--- start RECORD LIST ---
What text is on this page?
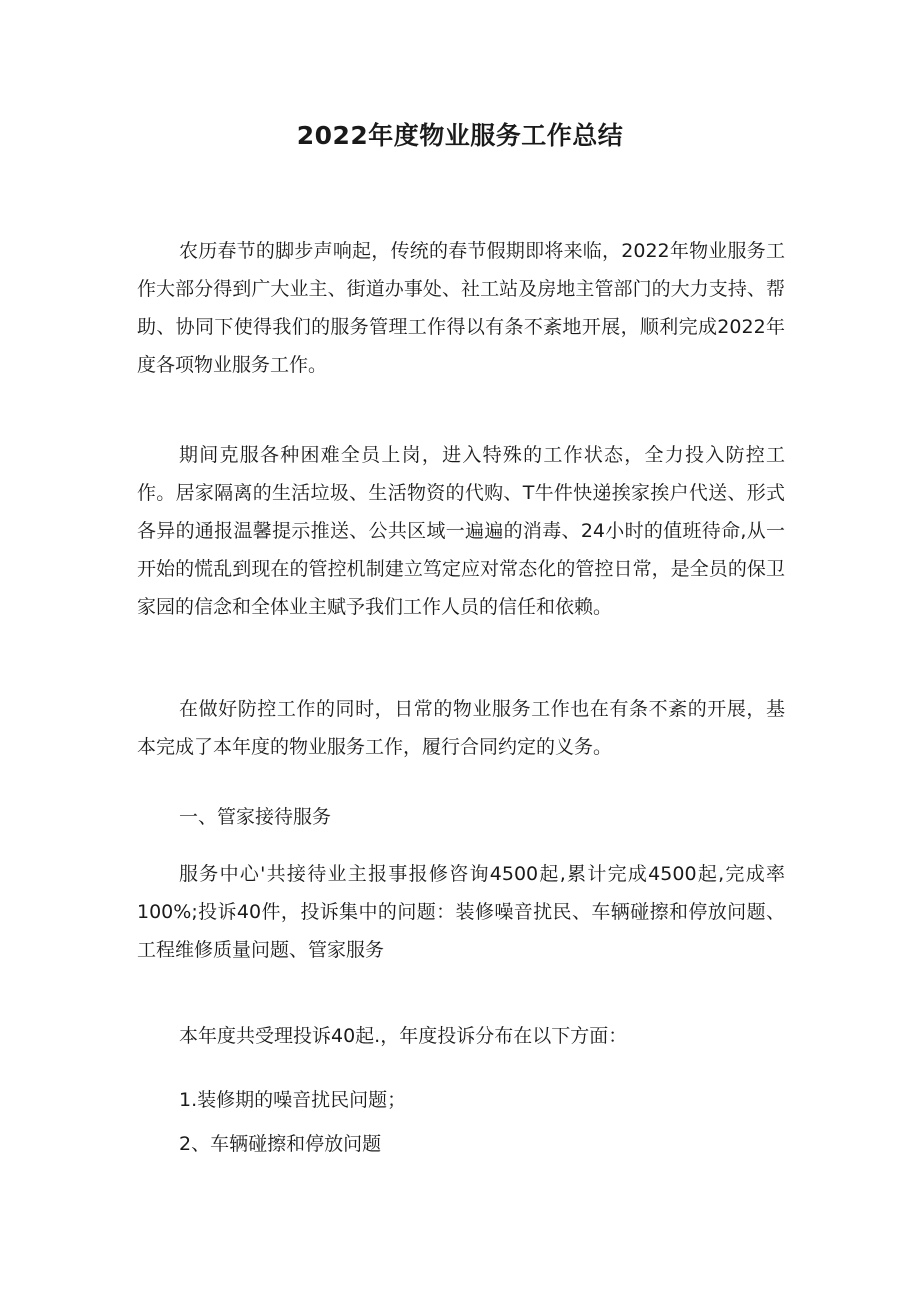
2022年度物业服务工作总结

农历春节的脚步声响起，传统的春节假期即将来临，2022年物业服务工作大部分得到广大业主、街道办事处、社工站及房地主管部门的大力支持、帮助、协同下使得我们的服务管理工作得以有条不紊地开展，顺利完成2022年度各项物业服务工作。

期间克服各种困难全员上岗，进入特殊的工作状态，全力投入防控工作。居家隔离的生活垃圾、生活物资的代购、T牛件快递挨家挨户代送、形式各异的通报温馨提示推送、公共区域一遍遍的消毒、24小时的值班待命,从一开始的慌乱到现在的管控机制建立笃定应对常态化的管控日常，是全员的保卫家园的信念和全体业主赋予我们工作人员的信任和依赖。

在做好防控工作的同时，日常的物业服务工作也在有条不紊的开展，基本完成了本年度的物业服务工作，履行合同约定的义务。

一、管家接待服务

服务中心'共接待业主报事报修咨询4500起,累计完成4500起,完成率100%;投诉40件，投诉集中的问题：装修噪音扰民、车辆碰擦和停放问题、工程维修质量问题、管家服务

本年度共受理投诉40起.，年度投诉分布在以下方面：

1.装修期的噪音扰民问题；

2、车辆碰擦和停放问题
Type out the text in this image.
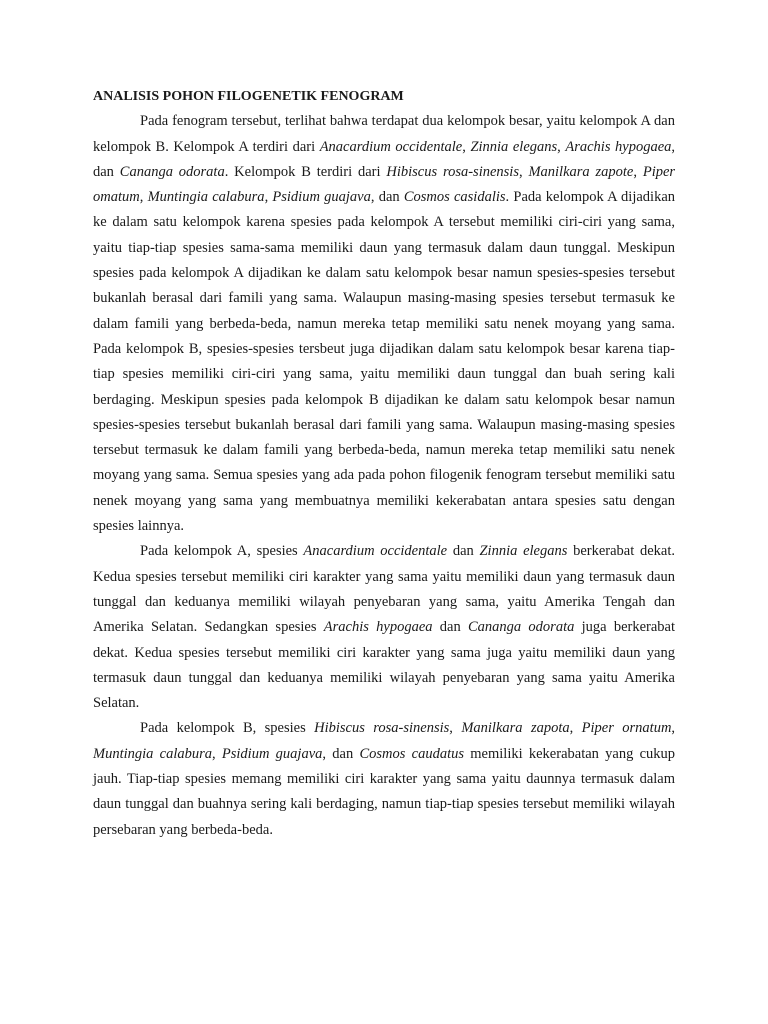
ANALISIS POHON FILOGENETIK FENOGRAM

Pada fenogram tersebut, terlihat bahwa terdapat dua kelompok besar, yaitu kelompok A dan kelompok B. Kelompok A terdiri dari Anacardium occidentale, Zinnia elegans, Arachis hypogaea, dan Cananga odorata. Kelompok B terdiri dari Hibiscus rosa-sinensis, Manilkara zapote, Piper omatum, Muntingia calabura, Psidium guajava, dan Cosmos casidalis. Pada kelompok A dijadikan ke dalam satu kelompok karena spesies pada kelompok A tersebut memiliki ciri-ciri yang sama, yaitu tiap-tiap spesies sama-sama memiliki daun yang termasuk dalam daun tunggal. Meskipun spesies pada kelompok A dijadikan ke dalam satu kelompok besar namun spesies-spesies tersebut bukanlah berasal dari famili yang sama. Walaupun masing-masing spesies tersebut termasuk ke dalam famili yang berbeda-beda, namun mereka tetap memiliki satu nenek moyang yang sama. Pada kelompok B, spesies-spesies tersbeut juga dijadikan dalam satu kelompok besar karena tiap-tiap spesies memiliki ciri-ciri yang sama, yaitu memiliki daun tunggal dan buah sering kali berdaging. Meskipun spesies pada kelompok B dijadikan ke dalam satu kelompok besar namun spesies-spesies tersebut bukanlah berasal dari famili yang sama. Walaupun masing-masing spesies tersebut termasuk ke dalam famili yang berbeda-beda, namun mereka tetap memiliki satu nenek moyang yang sama. Semua spesies yang ada pada pohon filogenik fenogram tersebut memiliki satu nenek moyang yang sama yang membuatnya memiliki kekerabatan antara spesies satu dengan spesies lainnya.

Pada kelompok A, spesies Anacardium occidentale dan Zinnia elegans berkerabat dekat. Kedua spesies tersebut memiliki ciri karakter yang sama yaitu memiliki daun yang termasuk daun tunggal dan keduanya memiliki wilayah penyebaran yang sama, yaitu Amerika Tengah dan Amerika Selatan. Sedangkan spesies Arachis hypogaea dan Cananga odorata juga berkerabat dekat. Kedua spesies tersebut memiliki ciri karakter yang sama juga yaitu memiliki daun yang termasuk daun tunggal dan keduanya memiliki wilayah penyebaran yang sama yaitu Amerika Selatan.

Pada kelompok B, spesies Hibiscus rosa-sinensis, Manilkara zapota, Piper ornatum, Muntingia calabura, Psidium guajava, dan Cosmos caudatus memiliki kekerabatan yang cukup jauh. Tiap-tiap spesies memang memiliki ciri karakter yang sama yaitu daunnya termasuk dalam daun tunggal dan buahnya sering kali berdaging, namun tiap-tiap spesies tersebut memiliki wilayah persebaran yang berbeda-beda.
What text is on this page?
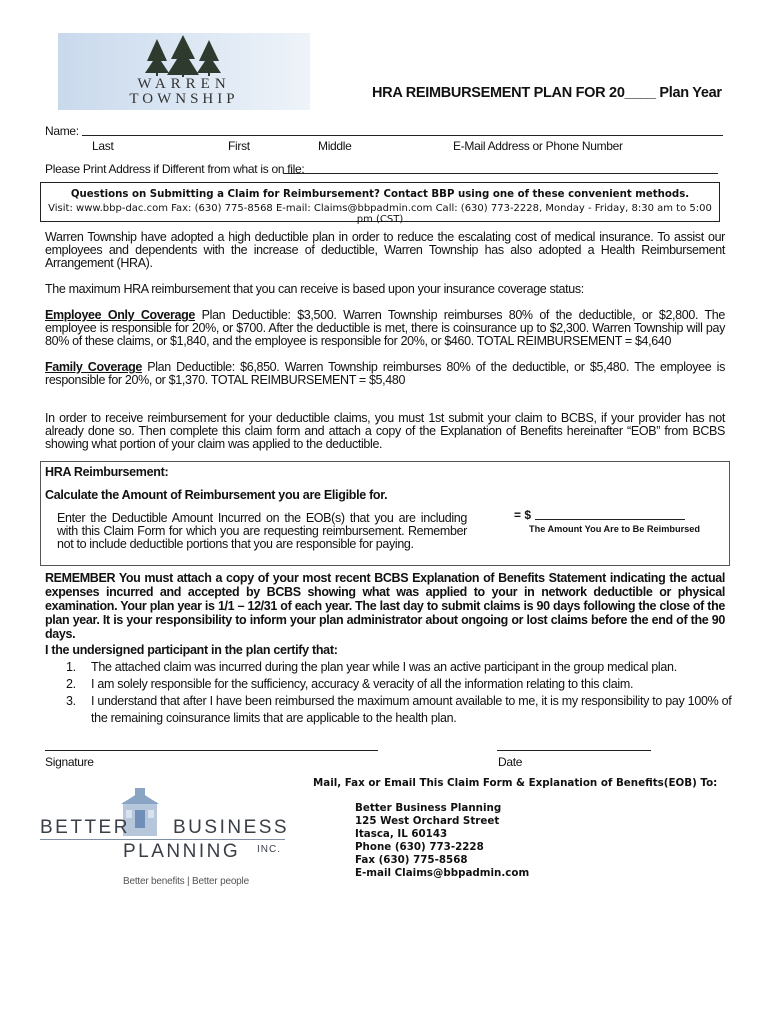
WARREN
TOWNSHIP	HRA REIMBURSEMENT PLAN FOR 20____ Plan Year
Name:
Last	First	Middle	E-Mail Address or Phone Number
Please Print Address if Different from what is on file:
Questions on Submitting a Claim for Reimbursement? Contact BBP using one of these convenient methods.
Visit: www.bbp-dac.com Fax: (630) 775-8568 E-mail: Claims@bbpadmin.com Call: (630) 773-2228, Monday - Friday, 8:30 am to 5:00 pm (CST)
Warren Township have adopted a high deductible plan in order to reduce the escalating cost of medical insurance. To assist our employees and dependents with the increase of deductible, Warren Township has also adopted a Health Reimbursement Arrangement (HRA).
The maximum HRA reimbursement that you can receive is based upon your insurance coverage status:
Employee Only Coverage Plan Deductible: $3,500. Warren Township reimburses 80% of the deductible, or $2,800. The employee is responsible for 20%, or $700. After the deductible is met, there is coinsurance up to $2,300. Warren Township will pay 80% of these claims, or $1,840, and the employee is responsible for 20%, or $460. TOTAL REIMBURSEMENT = $4,640
Family Coverage Plan Deductible: $6,850. Warren Township reimburses 80% of the deductible, or $5,480. The employee is responsible for 20%, or $1,370. TOTAL REIMBURSEMENT = $5,480
In order to receive reimbursement for your deductible claims, you must 1st submit your claim to BCBS, if your provider has not already done so. Then complete this claim form and attach a copy of the Explanation of Benefits hereinafter “EOB” from BCBS showing what portion of your claim was applied to the deductible.
HRA Reimbursement:
Calculate the Amount of Reimbursement you are Eligible for.
Enter the Deductible Amount Incurred on the EOB(s) that you are including with this Claim Form for which you are requesting reimbursement. Remember not to include deductible portions that you are responsible for paying.
= $
The Amount You Are to Be Reimbursed
REMEMBER You must attach a copy of your most recent BCBS Explanation of Benefits Statement indicating the actual expenses incurred and accepted by BCBS showing what was applied to your in network deductible or physical examination. Your plan year is 1/1 – 12/31 of each year. The last day to submit claims is 90 days following the close of the plan year. It is your responsibility to inform your plan administrator about ongoing or lost claims before the end of the 90 days.
I the undersigned participant in the plan certify that:
1. The attached claim was incurred during the plan year while I was an active participant in the group medical plan.
2. I am solely responsible for the sufficiency, accuracy & veracity of all the information relating to this claim.
3. I understand that after I have been reimbursed the maximum amount available to me, it is my responsibility to pay 100% of
the remaining coinsurance limits that are applicable to the health plan.
Signature	Date
Mail, Fax or Email This Claim Form & Explanation of Benefits(EOB) To:
BETTER BUSINESS
PLANNING INC.
Better benefits | Better people
Better Business Planning
125 West Orchard Street
Itasca, IL 60143
Phone (630) 773-2228
Fax (630) 775-8568
E-mail Claims@bbpadmin.com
--- end RECORD LIST ---
EXERCISE INSTRUCTIONS. Find and copy every line in the entries above where the string "TOTAL" occurs.

OUTPUT BELOW.
Employee Only Coverage Plan Deductible: $3,500. Warren Township reimburses 80% of the deductible, or $2,800. The employee is responsible for 20%, or $700. After the deductible is met, there is coinsurance up to $2,300. Warren Township will pay 80% of these claims, or $1,840, and the employee is responsible for 20%, or $460. TOTAL REIMBURSEMENT = $4,640
Family Coverage Plan Deductible: $6,850. Warren Township reimburses 80% of the deductible, or $5,480. The employee is responsible for 20%, or $1,370. TOTAL REIMBURSEMENT = $5,480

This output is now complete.